Your reply should be a single number: how many lines contain the string "있습니다".

+++ RECORDED DATA

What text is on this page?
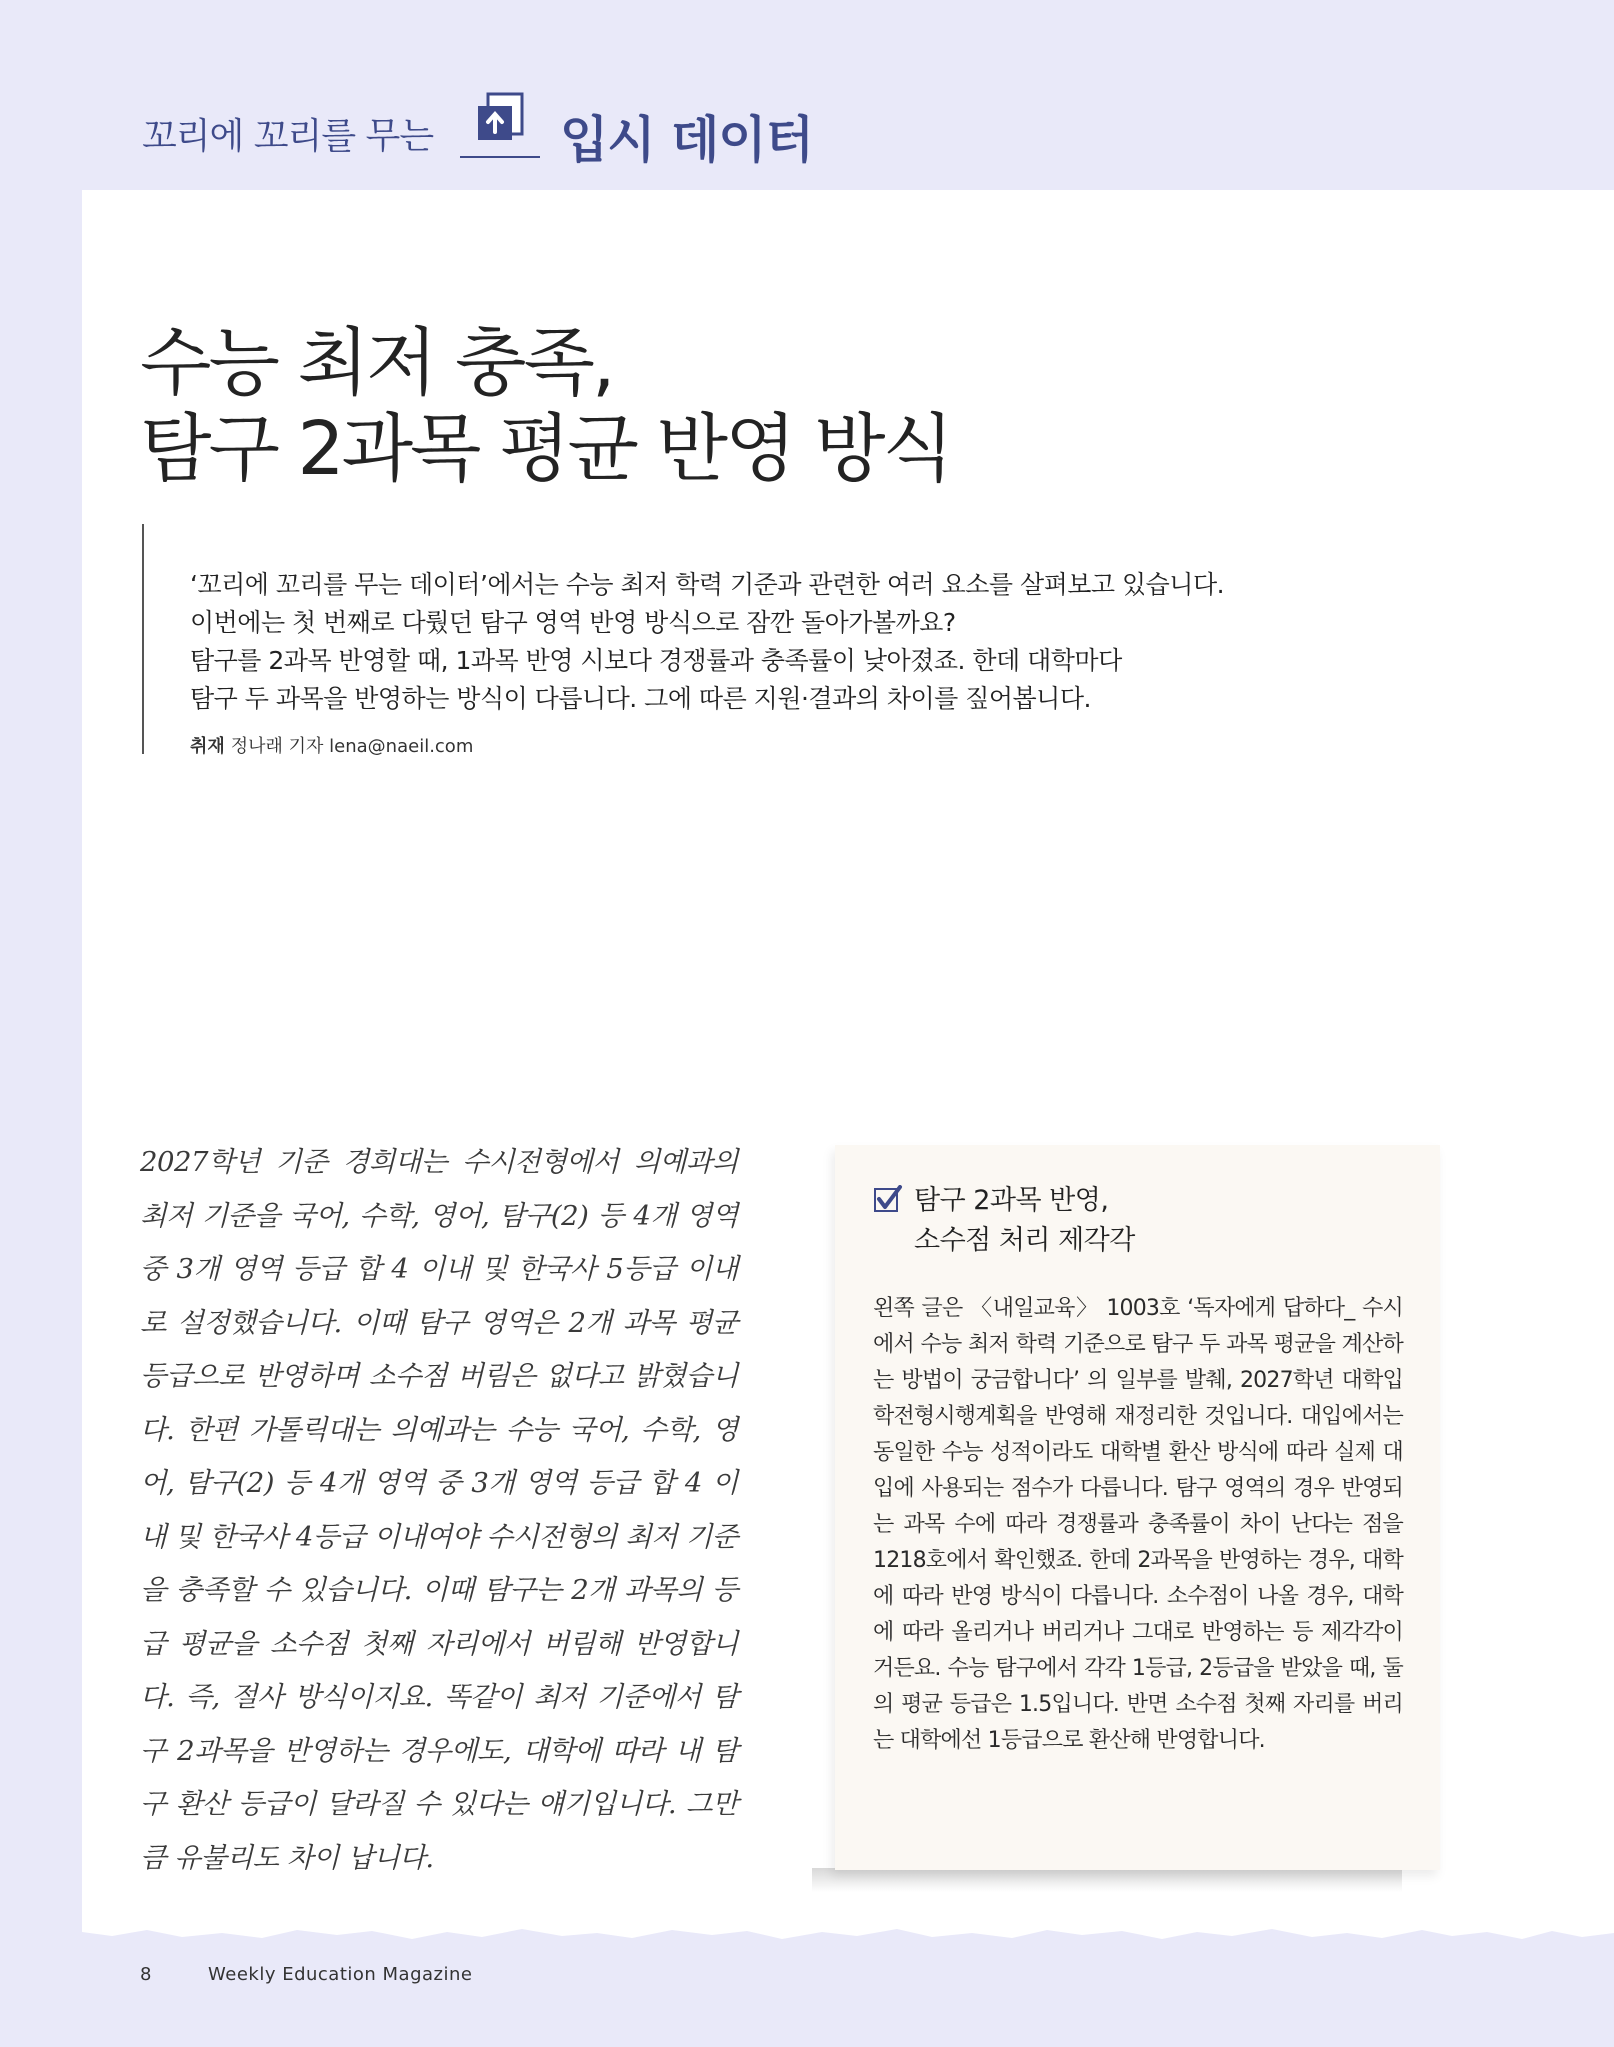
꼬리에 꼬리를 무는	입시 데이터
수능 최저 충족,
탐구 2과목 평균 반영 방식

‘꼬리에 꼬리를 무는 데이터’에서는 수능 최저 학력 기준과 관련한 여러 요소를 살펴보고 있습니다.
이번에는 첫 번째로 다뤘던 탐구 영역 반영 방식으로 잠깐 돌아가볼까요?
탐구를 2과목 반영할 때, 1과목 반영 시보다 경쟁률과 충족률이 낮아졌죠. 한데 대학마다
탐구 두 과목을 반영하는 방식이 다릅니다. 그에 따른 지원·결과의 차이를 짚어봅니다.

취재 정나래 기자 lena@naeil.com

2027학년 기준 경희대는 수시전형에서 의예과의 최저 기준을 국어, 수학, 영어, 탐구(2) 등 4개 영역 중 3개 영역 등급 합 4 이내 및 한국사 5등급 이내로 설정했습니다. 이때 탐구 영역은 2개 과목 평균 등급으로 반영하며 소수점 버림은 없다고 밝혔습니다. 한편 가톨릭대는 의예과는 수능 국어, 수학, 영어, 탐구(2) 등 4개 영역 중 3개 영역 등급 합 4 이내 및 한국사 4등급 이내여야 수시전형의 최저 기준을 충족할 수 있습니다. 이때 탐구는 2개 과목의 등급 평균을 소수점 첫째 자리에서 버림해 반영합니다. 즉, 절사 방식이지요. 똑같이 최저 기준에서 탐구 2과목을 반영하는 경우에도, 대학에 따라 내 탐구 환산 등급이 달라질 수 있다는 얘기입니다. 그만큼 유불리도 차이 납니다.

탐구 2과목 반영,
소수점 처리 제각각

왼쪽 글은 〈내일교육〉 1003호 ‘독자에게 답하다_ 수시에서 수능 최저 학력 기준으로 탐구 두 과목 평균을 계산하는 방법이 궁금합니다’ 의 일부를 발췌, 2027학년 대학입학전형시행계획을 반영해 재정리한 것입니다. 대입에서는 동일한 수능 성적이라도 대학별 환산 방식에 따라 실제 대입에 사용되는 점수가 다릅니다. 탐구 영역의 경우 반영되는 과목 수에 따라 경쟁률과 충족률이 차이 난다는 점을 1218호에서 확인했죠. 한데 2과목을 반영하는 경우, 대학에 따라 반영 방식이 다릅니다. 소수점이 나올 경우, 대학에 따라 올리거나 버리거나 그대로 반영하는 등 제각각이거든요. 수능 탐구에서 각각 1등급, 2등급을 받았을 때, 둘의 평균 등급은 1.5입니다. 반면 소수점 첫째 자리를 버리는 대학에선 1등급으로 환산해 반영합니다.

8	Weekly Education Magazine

++++++

> _CORRECT OUTPUT_:
2